__Problem requirements__
Copy all of the material word for word, except for the pictures.

--- Start of Listed entries ---

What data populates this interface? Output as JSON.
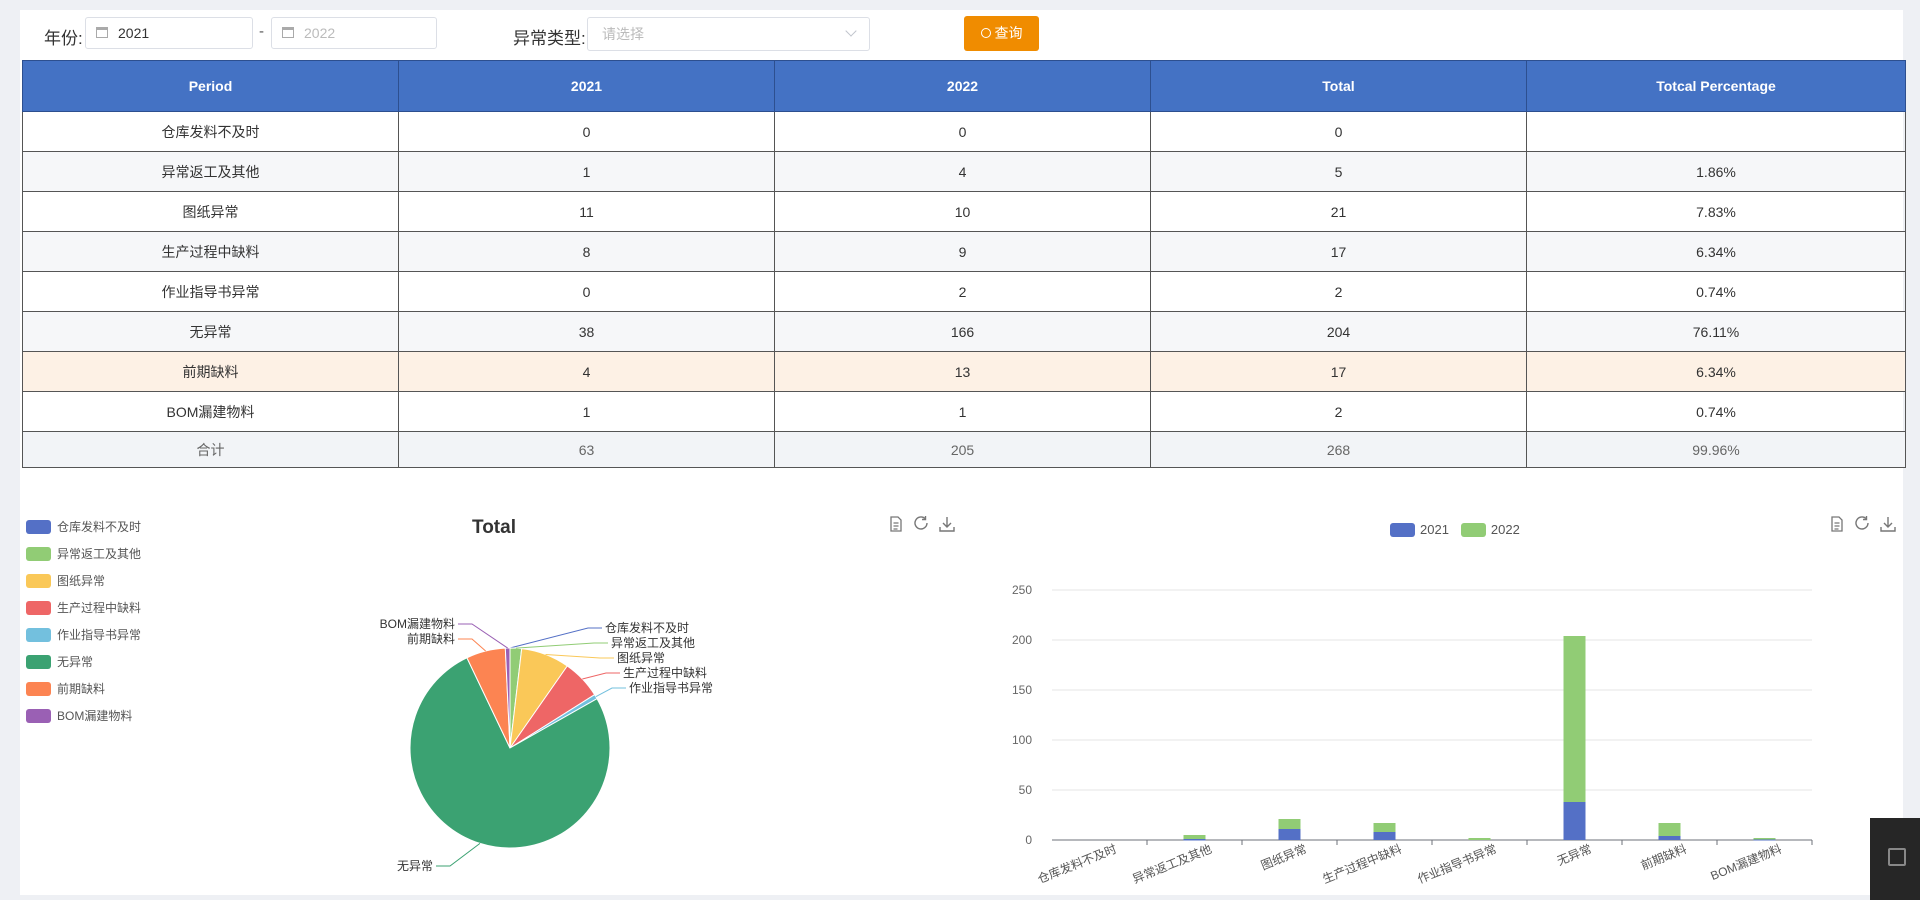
{
  "filter": {
    "year_label": "年份:",
    "year_from": "2021",
    "year_to_placeholder": "2022",
    "range_sep": "-",
    "type_label": "异常类型:",
    "type_placeholder": "请选择",
    "query_label": "查询"
  },
  "table": {
    "headers": [
      "Period",
      "2021",
      "2022",
      "Total",
      "Totcal Percentage"
    ],
    "rows": [
      [
        "仓库发料不及时",
        "0",
        "0",
        "0",
        ""
      ],
      [
        "异常返工及其他",
        "1",
        "4",
        "5",
        "1.86%"
      ],
      [
        "图纸异常",
        "11",
        "10",
        "21",
        "7.83%"
      ],
      [
        "生产过程中缺料",
        "8",
        "9",
        "17",
        "6.34%"
      ],
      [
        "作业指导书异常",
        "0",
        "2",
        "2",
        "0.74%"
      ],
      [
        "无异常",
        "38",
        "166",
        "204",
        "76.11%"
      ],
      [
        "前期缺料",
        "4",
        "13",
        "17",
        "6.34%"
      ],
      [
        "BOM漏建物料",
        "1",
        "1",
        "2",
        "0.74%"
      ]
    ],
    "total_row": [
      "合计",
      "63",
      "205",
      "268",
      "99.96%"
    ]
  },
  "colors": {
    "header_bg": "#4472c4",
    "query_btn": "#f08c00",
    "highlight_row": "#fdf1e5"
  },
  "icons": [
    "calendar-icon",
    "chevron-down-icon",
    "search-icon",
    "data-view-icon",
    "restore-icon",
    "download-icon"
  ],
  "chart_data": [
    {
      "type": "pie",
      "title": "Total",
      "categories": [
        "仓库发料不及时",
        "异常返工及其他",
        "图纸异常",
        "生产过程中缺料",
        "作业指导书异常",
        "无异常",
        "前期缺料",
        "BOM漏建物料"
      ],
      "values": [
        0,
        5,
        21,
        17,
        2,
        204,
        17,
        2
      ],
      "colors": [
        "#5470c6",
        "#91cc75",
        "#fac858",
        "#ee6666",
        "#73c0de",
        "#3ba272",
        "#fc8452",
        "#9a60b4"
      ],
      "legend_position": "left"
    },
    {
      "type": "bar",
      "stacked": true,
      "categories": [
        "仓库发料不及时",
        "异常返工及其他",
        "图纸异常",
        "生产过程中缺料",
        "作业指导书异常",
        "无异常",
        "前期缺料",
        "BOM漏建物料"
      ],
      "series": [
        {
          "name": "2021",
          "values": [
            0,
            1,
            11,
            8,
            0,
            38,
            4,
            1
          ],
          "color": "#5470c6"
        },
        {
          "name": "2022",
          "values": [
            0,
            4,
            10,
            9,
            2,
            166,
            13,
            1
          ],
          "color": "#91cc75"
        }
      ],
      "yticks": [
        "0",
        "50",
        "100",
        "150",
        "200",
        "250"
      ],
      "ylim": [
        0,
        250
      ],
      "legend_position": "top"
    }
  ]
}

--- End of Listed entries ---

__Completed exercise__
What data populates this interface? Output as JSON.
{
  "filter": {
    "year_label": "年份:",
    "year_from": "2021",
    "year_to_placeholder": "2022",
    "range_sep": "-",
    "type_label": "异常类型:",
    "type_placeholder": "请选择",
    "query_label": "查询"
  },
  "table": {
    "headers": [
      "Period",
      "2021",
      "2022",
      "Total",
      "Totcal Percentage"
    ],
    "rows": [
      [
        "仓库发料不及时",
        "0",
        "0",
        "0",
        ""
      ],
      [
        "异常返工及其他",
        "1",
        "4",
        "5",
        "1.86%"
      ],
      [
        "图纸异常",
        "11",
        "10",
        "21",
        "7.83%"
      ],
      [
        "生产过程中缺料",
        "8",
        "9",
        "17",
        "6.34%"
      ],
      [
        "作业指导书异常",
        "0",
        "2",
        "2",
        "0.74%"
      ],
      [
        "无异常",
        "38",
        "166",
        "204",
        "76.11%"
      ],
      [
        "前期缺料",
        "4",
        "13",
        "17",
        "6.34%"
      ],
      [
        "BOM漏建物料",
        "1",
        "1",
        "2",
        "0.74%"
      ]
    ],
    "total_row": [
      "合计",
      "63",
      "205",
      "268",
      "99.96%"
    ]
  },
  "colors": {
    "header_bg": "#4472c4",
    "query_btn": "#f08c00",
    "highlight_row": "#fdf1e5"
  },
  "icons": [
    "calendar-icon",
    "chevron-down-icon",
    "search-icon",
    "data-view-icon",
    "restore-icon",
    "download-icon"
  ],
  "chart_data": [
    {
      "type": "pie",
      "title": "Total",
      "categories": [
        "仓库发料不及时",
        "异常返工及其他",
        "图纸异常",
        "生产过程中缺料",
        "作业指导书异常",
        "无异常",
        "前期缺料",
        "BOM漏建物料"
      ],
      "values": [
        0,
        5,
        21,
        17,
        2,
        204,
        17,
        2
      ],
      "colors": [
        "#5470c6",
        "#91cc75",
        "#fac858",
        "#ee6666",
        "#73c0de",
        "#3ba272",
        "#fc8452",
        "#9a60b4"
      ],
      "legend_position": "left"
    },
    {
      "type": "bar",
      "stacked": true,
      "categories": [
        "仓库发料不及时",
        "异常返工及其他",
        "图纸异常",
        "生产过程中缺料",
        "作业指导书异常",
        "无异常",
        "前期缺料",
        "BOM漏建物料"
      ],
      "series": [
        {
          "name": "2021",
          "values": [
            0,
            1,
            11,
            8,
            0,
            38,
            4,
            1
          ],
          "color": "#5470c6"
        },
        {
          "name": "2022",
          "values": [
            0,
            4,
            10,
            9,
            2,
            166,
            13,
            1
          ],
          "color": "#91cc75"
        }
      ],
      "yticks": [
        "0",
        "50",
        "100",
        "150",
        "200",
        "250"
      ],
      "ylim": [
        0,
        250
      ],
      "legend_position": "top"
    }
  ]
}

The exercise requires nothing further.